Output every line below without omitting or altering anything.

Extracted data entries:
┌──
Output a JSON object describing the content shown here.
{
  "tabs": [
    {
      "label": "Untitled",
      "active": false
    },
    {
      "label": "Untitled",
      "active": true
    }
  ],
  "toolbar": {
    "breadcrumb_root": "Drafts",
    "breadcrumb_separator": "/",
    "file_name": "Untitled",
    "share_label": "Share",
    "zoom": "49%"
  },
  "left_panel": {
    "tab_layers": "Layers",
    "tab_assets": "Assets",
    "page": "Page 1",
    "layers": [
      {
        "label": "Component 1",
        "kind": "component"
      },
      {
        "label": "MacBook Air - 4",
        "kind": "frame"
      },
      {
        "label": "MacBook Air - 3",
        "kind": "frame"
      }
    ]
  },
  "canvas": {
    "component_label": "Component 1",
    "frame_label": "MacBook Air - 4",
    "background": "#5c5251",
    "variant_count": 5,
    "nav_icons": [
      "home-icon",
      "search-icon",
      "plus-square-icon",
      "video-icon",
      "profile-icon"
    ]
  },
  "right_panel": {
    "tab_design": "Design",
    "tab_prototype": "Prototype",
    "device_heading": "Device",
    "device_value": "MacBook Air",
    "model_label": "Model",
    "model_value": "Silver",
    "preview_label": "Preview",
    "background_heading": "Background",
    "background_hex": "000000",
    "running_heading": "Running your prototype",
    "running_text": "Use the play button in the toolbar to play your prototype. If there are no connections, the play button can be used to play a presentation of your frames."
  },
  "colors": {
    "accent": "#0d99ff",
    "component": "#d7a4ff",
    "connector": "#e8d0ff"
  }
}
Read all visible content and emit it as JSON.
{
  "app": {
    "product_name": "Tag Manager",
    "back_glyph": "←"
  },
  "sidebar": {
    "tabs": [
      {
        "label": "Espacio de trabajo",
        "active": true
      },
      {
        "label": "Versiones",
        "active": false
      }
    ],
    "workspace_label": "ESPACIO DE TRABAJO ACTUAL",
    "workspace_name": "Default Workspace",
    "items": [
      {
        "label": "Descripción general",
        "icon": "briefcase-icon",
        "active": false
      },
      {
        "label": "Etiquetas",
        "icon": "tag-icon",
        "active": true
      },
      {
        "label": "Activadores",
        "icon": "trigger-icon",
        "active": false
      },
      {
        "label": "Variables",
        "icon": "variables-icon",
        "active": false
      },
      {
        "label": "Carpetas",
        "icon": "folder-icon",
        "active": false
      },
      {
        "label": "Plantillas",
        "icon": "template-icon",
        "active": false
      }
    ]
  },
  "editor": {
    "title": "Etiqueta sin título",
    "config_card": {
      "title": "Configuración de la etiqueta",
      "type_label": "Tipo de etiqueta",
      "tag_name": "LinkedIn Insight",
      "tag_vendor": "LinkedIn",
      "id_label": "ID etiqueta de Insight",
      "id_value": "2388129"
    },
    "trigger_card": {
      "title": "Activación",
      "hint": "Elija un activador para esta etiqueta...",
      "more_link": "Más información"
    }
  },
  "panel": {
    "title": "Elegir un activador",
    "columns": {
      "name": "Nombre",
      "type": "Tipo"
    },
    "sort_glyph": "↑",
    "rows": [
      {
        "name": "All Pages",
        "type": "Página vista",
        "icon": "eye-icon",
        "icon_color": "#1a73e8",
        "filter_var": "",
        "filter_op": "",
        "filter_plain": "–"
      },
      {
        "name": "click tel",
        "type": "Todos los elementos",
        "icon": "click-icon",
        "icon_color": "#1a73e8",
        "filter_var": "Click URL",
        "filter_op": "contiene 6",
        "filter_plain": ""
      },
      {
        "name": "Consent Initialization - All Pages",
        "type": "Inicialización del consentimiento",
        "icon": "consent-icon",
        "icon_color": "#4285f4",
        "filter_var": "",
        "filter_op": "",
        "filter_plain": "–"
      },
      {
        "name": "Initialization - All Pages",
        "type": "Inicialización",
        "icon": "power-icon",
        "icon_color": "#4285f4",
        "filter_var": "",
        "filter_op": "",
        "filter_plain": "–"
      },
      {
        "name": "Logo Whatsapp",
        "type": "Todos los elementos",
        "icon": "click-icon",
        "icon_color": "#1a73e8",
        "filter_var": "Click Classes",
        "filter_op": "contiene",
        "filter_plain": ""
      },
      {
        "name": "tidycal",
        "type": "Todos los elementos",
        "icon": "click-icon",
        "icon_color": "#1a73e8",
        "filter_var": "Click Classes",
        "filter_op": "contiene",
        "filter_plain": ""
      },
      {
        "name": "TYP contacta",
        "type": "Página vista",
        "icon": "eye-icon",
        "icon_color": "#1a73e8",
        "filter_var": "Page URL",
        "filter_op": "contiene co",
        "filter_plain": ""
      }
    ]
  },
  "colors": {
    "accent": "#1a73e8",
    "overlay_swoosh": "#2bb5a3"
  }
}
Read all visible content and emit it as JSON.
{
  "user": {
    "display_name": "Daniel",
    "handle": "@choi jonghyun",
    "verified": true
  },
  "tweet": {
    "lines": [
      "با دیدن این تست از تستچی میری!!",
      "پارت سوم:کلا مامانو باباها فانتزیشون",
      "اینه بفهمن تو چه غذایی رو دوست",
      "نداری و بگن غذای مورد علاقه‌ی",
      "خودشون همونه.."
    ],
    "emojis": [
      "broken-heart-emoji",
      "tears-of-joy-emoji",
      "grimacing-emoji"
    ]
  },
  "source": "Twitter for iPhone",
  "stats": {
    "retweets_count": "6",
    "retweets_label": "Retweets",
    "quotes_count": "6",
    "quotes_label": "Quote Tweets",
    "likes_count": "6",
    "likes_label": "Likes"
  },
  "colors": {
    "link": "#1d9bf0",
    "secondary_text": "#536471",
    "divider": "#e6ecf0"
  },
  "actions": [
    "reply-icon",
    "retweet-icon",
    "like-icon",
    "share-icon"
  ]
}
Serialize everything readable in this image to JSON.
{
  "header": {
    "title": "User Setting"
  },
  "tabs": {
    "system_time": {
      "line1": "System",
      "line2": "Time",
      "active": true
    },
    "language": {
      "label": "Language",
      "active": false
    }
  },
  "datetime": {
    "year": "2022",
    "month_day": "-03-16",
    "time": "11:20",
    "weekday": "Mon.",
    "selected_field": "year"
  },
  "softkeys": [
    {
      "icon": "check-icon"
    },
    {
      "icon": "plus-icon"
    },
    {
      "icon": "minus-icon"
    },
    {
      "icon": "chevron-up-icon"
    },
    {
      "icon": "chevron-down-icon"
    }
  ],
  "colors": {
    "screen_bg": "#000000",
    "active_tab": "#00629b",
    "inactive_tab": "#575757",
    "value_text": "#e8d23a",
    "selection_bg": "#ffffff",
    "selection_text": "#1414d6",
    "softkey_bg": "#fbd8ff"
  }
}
└──
- _ANSWER TO THIS TASK_:
Output a JSON object describing the content shown here.
{
  "tabs": [
    {
      "label": "Untitled",
      "active": false
    },
    {
      "label": "Untitled",
      "active": true
    }
  ],
  "toolbar": {
    "breadcrumb_root": "Drafts",
    "breadcrumb_separator": "/",
    "file_name": "Untitled",
    "share_label": "Share",
    "zoom": "49%"
  },
  "left_panel": {
    "tab_layers": "Layers",
    "tab_assets": "Assets",
    "page": "Page 1",
    "layers": [
      {
        "label": "Component 1",
        "kind": "component"
      },
      {
        "label": "MacBook Air - 4",
        "kind": "frame"
      },
      {
        "label": "MacBook Air - 3",
        "kind": "frame"
      }
    ]
  },
  "canvas": {
    "component_label": "Component 1",
    "frame_label": "MacBook Air - 4",
    "background": "#5c5251",
    "variant_count": 5,
    "nav_icons": [
      "home-icon",
      "search-icon",
      "plus-square-icon",
      "video-icon",
      "profile-icon"
    ]
  },
  "right_panel": {
    "tab_design": "Design",
    "tab_prototype": "Prototype",
    "device_heading": "Device",
    "device_value": "MacBook Air",
    "model_label": "Model",
    "model_value": "Silver",
    "preview_label": "Preview",
    "background_heading": "Background",
    "background_hex": "000000",
    "running_heading": "Running your prototype",
    "running_text": "Use the play button in the toolbar to play your prototype. If there are no connections, the play button can be used to play a presentation of your frames."
  },
  "colors": {
    "accent": "#0d99ff",
    "component": "#d7a4ff",
    "connector": "#e8d0ff"
  }
}
Read all visible content and emit it as JSON.
{
  "app": {
    "product_name": "Tag Manager",
    "back_glyph": "←"
  },
  "sidebar": {
    "tabs": [
      {
        "label": "Espacio de trabajo",
        "active": true
      },
      {
        "label": "Versiones",
        "active": false
      }
    ],
    "workspace_label": "ESPACIO DE TRABAJO ACTUAL",
    "workspace_name": "Default Workspace",
    "items": [
      {
        "label": "Descripción general",
        "icon": "briefcase-icon",
        "active": false
      },
      {
        "label": "Etiquetas",
        "icon": "tag-icon",
        "active": true
      },
      {
        "label": "Activadores",
        "icon": "trigger-icon",
        "active": false
      },
      {
        "label": "Variables",
        "icon": "variables-icon",
        "active": false
      },
      {
        "label": "Carpetas",
        "icon": "folder-icon",
        "active": false
      },
      {
        "label": "Plantillas",
        "icon": "template-icon",
        "active": false
      }
    ]
  },
  "editor": {
    "title": "Etiqueta sin título",
    "config_card": {
      "title": "Configuración de la etiqueta",
      "type_label": "Tipo de etiqueta",
      "tag_name": "LinkedIn Insight",
      "tag_vendor": "LinkedIn",
      "id_label": "ID etiqueta de Insight",
      "id_value": "2388129"
    },
    "trigger_card": {
      "title": "Activación",
      "hint": "Elija un activador para esta etiqueta...",
      "more_link": "Más información"
    }
  },
  "panel": {
    "title": "Elegir un activador",
    "columns": {
      "name": "Nombre",
      "type": "Tipo"
    },
    "sort_glyph": "↑",
    "rows": [
      {
        "name": "All Pages",
        "type": "Página vista",
        "icon": "eye-icon",
        "icon_color": "#1a73e8",
        "filter_var": "",
        "filter_op": "",
        "filter_plain": "–"
      },
      {
        "name": "click tel",
        "type": "Todos los elementos",
        "icon": "click-icon",
        "icon_color": "#1a73e8",
        "filter_var": "Click URL",
        "filter_op": "contiene 6",
        "filter_plain": ""
      },
      {
        "name": "Consent Initialization - All Pages",
        "type": "Inicialización del consentimiento",
        "icon": "consent-icon",
        "icon_color": "#4285f4",
        "filter_var": "",
        "filter_op": "",
        "filter_plain": "–"
      },
      {
        "name": "Initialization - All Pages",
        "type": "Inicialización",
        "icon": "power-icon",
        "icon_color": "#4285f4",
        "filter_var": "",
        "filter_op": "",
        "filter_plain": "–"
      },
      {
        "name": "Logo Whatsapp",
        "type": "Todos los elementos",
        "icon": "click-icon",
        "icon_color": "#1a73e8",
        "filter_var": "Click Classes",
        "filter_op": "contiene",
        "filter_plain": ""
      },
      {
        "name": "tidycal",
        "type": "Todos los elementos",
        "icon": "click-icon",
        "icon_color": "#1a73e8",
        "filter_var": "Click Classes",
        "filter_op": "contiene",
        "filter_plain": ""
      },
      {
        "name": "TYP contacta",
        "type": "Página vista",
        "icon": "eye-icon",
        "icon_color": "#1a73e8",
        "filter_var": "Page URL",
        "filter_op": "contiene co",
        "filter_plain": ""
      }
    ]
  },
  "colors": {
    "accent": "#1a73e8",
    "overlay_swoosh": "#2bb5a3"
  }
}
Read all visible content and emit it as JSON.
{
  "user": {
    "display_name": "Daniel",
    "handle": "@choi jonghyun",
    "verified": true
  },
  "tweet": {
    "lines": [
      "با دیدن این تست از تستچی میری!!",
      "پارت سوم:کلا مامانو باباها فانتزیشون",
      "اینه بفهمن تو چه غذایی رو دوست",
      "نداری و بگن غذای مورد علاقه‌ی",
      "خودشون همونه.."
    ],
    "emojis": [
      "broken-heart-emoji",
      "tears-of-joy-emoji",
      "grimacing-emoji"
    ]
  },
  "source": "Twitter for iPhone",
  "stats": {
    "retweets_count": "6",
    "retweets_label": "Retweets",
    "quotes_count": "6",
    "quotes_label": "Quote Tweets",
    "likes_count": "6",
    "likes_label": "Likes"
  },
  "colors": {
    "link": "#1d9bf0",
    "secondary_text": "#536471",
    "divider": "#e6ecf0"
  },
  "actions": [
    "reply-icon",
    "retweet-icon",
    "like-icon",
    "share-icon"
  ]
}
Serialize everything readable in this image to JSON.
{
  "header": {
    "title": "User Setting"
  },
  "tabs": {
    "system_time": {
      "line1": "System",
      "line2": "Time",
      "active": true
    },
    "language": {
      "label": "Language",
      "active": false
    }
  },
  "datetime": {
    "year": "2022",
    "month_day": "-03-16",
    "time": "11:20",
    "weekday": "Mon.",
    "selected_field": "year"
  },
  "softkeys": [
    {
      "icon": "check-icon"
    },
    {
      "icon": "plus-icon"
    },
    {
      "icon": "minus-icon"
    },
    {
      "icon": "chevron-up-icon"
    },
    {
      "icon": "chevron-down-icon"
    }
  ],
  "colors": {
    "screen_bg": "#000000",
    "active_tab": "#00629b",
    "inactive_tab": "#575757",
    "value_text": "#e8d23a",
    "selection_bg": "#ffffff",
    "selection_text": "#1414d6",
    "softkey_bg": "#fbd8ff"
  }
}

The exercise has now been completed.